EXERCISE AIM - Find all lines in the records that include the word "Иные", and copy them out.

(Dataset entries)
<<<<
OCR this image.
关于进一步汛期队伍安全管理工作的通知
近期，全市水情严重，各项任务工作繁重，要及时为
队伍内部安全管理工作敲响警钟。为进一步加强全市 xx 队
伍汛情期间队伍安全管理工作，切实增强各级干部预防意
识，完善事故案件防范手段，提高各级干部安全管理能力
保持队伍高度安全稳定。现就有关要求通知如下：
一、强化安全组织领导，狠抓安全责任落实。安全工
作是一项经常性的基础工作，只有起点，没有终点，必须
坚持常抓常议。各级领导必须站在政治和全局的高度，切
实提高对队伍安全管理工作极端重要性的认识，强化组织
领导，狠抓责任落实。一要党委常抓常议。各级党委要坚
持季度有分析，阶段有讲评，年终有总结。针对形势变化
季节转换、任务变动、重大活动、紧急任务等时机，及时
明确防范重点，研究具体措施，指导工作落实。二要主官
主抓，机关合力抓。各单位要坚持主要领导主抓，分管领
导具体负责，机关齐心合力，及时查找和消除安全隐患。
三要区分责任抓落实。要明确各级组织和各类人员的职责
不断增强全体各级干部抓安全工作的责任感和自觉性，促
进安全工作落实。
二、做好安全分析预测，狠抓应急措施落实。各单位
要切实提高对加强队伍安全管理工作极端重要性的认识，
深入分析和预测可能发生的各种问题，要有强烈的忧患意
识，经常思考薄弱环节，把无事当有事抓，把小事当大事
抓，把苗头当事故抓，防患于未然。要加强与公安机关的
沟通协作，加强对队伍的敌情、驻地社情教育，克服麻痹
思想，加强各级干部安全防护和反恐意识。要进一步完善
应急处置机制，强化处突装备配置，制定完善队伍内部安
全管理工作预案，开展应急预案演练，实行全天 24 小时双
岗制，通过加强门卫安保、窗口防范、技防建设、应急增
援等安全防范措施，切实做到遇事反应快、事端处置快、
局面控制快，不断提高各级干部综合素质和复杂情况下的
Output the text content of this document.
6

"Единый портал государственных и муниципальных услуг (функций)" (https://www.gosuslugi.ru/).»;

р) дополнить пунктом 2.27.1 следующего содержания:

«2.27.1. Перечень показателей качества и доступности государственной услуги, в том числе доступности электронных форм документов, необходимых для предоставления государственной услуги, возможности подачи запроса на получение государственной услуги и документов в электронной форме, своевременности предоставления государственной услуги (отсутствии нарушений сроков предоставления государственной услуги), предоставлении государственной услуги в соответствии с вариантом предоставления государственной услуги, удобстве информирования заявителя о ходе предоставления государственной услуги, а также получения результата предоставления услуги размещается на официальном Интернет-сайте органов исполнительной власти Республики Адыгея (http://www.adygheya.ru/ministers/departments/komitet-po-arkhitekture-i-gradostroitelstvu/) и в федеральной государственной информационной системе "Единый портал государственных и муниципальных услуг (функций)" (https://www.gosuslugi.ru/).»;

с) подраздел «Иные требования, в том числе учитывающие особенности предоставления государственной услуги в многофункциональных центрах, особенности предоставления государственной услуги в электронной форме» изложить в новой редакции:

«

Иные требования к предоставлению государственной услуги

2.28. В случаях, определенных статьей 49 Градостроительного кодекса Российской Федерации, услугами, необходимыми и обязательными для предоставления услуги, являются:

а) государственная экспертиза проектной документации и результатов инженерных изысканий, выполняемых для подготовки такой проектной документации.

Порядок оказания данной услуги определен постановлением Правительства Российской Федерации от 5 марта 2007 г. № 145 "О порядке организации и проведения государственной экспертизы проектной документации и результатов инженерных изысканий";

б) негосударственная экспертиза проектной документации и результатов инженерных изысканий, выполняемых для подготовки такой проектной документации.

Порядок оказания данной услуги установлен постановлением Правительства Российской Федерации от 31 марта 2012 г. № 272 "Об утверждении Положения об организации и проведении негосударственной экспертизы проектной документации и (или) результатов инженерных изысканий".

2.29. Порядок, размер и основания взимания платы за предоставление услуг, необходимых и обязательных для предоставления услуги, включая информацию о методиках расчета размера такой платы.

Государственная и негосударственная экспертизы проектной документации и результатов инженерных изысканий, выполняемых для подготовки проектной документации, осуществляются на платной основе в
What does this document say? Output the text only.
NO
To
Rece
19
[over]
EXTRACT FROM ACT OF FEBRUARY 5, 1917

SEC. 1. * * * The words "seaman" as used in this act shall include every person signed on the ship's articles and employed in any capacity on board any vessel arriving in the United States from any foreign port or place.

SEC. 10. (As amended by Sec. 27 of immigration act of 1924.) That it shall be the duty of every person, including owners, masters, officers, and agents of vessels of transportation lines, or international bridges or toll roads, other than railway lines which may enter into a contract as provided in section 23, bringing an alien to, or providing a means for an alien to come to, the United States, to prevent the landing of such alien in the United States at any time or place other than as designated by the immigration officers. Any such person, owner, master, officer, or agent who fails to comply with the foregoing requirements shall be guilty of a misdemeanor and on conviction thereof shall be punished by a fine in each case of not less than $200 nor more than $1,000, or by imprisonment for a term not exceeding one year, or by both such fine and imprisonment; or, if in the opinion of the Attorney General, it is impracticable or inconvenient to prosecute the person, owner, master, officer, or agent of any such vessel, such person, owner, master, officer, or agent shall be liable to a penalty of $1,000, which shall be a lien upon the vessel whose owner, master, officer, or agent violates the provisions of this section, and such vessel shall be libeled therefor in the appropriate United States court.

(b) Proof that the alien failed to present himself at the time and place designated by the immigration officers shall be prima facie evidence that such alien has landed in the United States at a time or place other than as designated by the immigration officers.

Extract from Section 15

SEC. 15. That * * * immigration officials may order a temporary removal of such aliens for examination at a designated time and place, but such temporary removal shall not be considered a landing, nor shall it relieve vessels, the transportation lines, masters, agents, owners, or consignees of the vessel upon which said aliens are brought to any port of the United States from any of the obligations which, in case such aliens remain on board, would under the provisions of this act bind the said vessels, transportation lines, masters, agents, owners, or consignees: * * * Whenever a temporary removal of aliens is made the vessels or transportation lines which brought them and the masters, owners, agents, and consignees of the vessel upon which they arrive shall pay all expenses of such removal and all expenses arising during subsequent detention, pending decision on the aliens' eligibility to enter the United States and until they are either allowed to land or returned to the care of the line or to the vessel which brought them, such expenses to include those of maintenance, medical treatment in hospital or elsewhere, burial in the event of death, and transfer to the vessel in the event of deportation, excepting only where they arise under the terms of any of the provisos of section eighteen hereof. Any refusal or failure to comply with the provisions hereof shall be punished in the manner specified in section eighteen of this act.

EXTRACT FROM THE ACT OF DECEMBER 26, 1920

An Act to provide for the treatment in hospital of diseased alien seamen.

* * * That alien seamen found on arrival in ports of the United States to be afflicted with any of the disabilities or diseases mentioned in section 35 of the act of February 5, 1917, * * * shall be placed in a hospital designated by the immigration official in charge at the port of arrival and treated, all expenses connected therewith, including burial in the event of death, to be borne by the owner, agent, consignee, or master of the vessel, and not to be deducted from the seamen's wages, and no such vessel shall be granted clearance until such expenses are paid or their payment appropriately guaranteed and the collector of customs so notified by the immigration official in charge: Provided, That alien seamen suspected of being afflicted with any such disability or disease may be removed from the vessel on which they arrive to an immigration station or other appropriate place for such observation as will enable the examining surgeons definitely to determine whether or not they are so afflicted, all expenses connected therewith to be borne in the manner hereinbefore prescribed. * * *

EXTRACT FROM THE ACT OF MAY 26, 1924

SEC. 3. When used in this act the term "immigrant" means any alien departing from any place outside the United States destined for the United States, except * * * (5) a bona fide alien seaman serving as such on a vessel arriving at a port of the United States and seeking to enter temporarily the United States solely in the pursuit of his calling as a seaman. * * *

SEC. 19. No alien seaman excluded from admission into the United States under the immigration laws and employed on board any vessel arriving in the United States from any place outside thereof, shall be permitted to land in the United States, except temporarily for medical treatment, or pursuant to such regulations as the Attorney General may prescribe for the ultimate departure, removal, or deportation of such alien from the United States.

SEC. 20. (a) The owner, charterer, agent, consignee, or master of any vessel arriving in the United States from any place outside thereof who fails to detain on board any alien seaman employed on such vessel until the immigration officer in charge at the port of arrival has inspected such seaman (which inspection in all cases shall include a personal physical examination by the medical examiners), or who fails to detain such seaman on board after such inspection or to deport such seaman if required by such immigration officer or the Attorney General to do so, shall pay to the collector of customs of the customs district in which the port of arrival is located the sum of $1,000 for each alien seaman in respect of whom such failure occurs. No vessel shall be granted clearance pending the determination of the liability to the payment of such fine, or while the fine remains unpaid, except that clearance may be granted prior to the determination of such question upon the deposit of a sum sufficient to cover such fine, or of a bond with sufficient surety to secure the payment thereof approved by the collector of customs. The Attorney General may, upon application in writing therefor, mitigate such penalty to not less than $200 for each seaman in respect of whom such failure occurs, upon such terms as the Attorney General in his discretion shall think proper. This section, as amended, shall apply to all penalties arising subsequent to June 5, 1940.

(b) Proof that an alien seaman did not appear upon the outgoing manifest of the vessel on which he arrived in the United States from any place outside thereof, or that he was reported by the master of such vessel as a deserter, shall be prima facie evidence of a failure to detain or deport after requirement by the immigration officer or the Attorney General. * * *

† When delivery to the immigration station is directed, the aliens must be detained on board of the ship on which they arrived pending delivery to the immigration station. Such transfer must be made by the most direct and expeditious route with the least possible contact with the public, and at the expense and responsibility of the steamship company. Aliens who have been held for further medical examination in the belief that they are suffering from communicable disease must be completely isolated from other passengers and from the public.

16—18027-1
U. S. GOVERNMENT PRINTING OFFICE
>>>>
REPLY -
с) подраздел «Иные требования, в том числе учитывающие особенности предоставления государственной услуги в многофункциональных центрах, особенности предоставления государственной услуги в электронной форме» изложить в новой редакции:
Иные требования к предоставлению государственной услуги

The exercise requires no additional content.